--- Begin INPUT RECORDS ---

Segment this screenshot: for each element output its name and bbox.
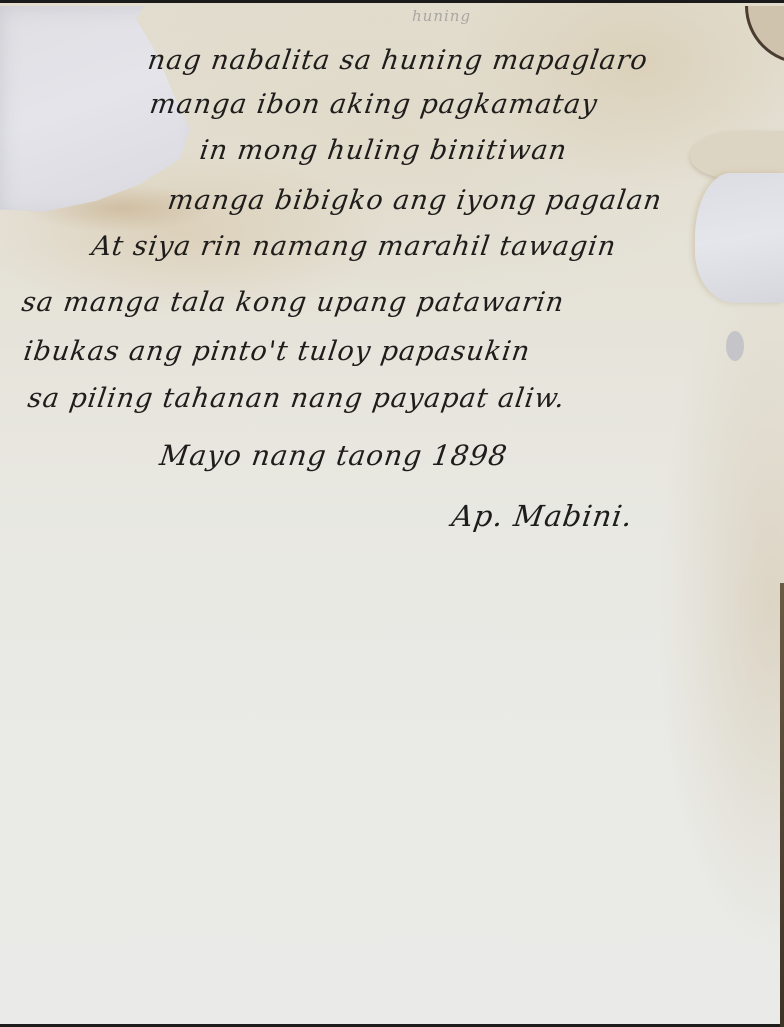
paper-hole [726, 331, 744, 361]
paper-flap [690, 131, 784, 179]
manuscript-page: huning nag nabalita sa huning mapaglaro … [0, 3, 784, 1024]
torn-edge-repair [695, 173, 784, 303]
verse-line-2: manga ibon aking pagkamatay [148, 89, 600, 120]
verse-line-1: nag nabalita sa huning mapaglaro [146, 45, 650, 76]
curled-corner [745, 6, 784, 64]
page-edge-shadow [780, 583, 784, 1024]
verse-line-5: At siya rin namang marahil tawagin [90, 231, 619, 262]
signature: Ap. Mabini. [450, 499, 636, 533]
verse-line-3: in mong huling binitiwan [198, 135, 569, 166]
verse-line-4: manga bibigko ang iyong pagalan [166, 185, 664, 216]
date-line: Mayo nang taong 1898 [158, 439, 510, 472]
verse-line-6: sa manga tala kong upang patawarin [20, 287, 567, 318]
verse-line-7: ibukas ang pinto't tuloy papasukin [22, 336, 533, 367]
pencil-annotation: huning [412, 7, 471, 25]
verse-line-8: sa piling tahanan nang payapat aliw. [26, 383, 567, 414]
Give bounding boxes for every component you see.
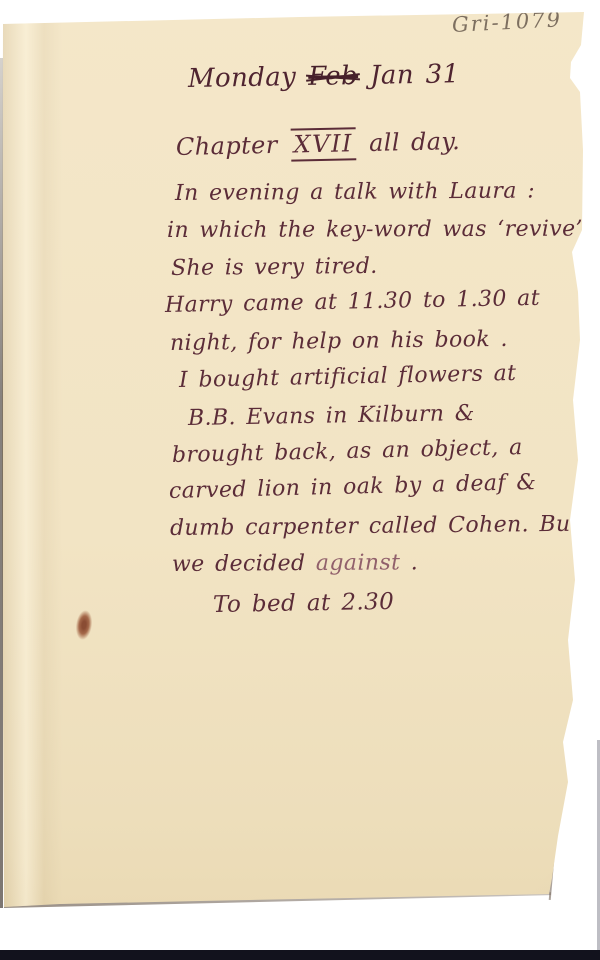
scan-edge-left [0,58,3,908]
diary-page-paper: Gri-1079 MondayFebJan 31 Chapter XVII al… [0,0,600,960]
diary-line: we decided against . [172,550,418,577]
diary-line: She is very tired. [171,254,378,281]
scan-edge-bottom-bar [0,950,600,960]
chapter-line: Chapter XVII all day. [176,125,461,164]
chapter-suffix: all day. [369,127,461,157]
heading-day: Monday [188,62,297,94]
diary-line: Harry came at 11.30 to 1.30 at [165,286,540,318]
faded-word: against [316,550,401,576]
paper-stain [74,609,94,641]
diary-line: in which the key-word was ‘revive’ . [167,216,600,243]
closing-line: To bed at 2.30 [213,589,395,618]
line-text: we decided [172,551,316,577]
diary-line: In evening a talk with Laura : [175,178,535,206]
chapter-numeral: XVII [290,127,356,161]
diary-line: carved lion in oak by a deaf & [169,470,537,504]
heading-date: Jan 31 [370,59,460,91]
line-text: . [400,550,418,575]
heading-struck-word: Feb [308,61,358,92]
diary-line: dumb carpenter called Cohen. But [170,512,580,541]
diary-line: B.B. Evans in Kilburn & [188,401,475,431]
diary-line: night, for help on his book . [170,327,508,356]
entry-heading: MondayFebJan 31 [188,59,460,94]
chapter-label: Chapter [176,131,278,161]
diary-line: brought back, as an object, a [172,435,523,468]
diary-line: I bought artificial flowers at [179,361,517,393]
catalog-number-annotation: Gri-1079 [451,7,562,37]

--- End INPUT RECORDS ---

:: GIVEN REQUEST ::
Select each line above that contains the string "XVII".

:: WRITTEN SOLUTION ::
diary-page-paper: Gri-1079 MondayFebJan 31 Chapter XVII al… [0,0,600,960]
chapter-line: Chapter XVII all day. [176,125,461,164]
chapter-numeral: XVII [290,127,356,161]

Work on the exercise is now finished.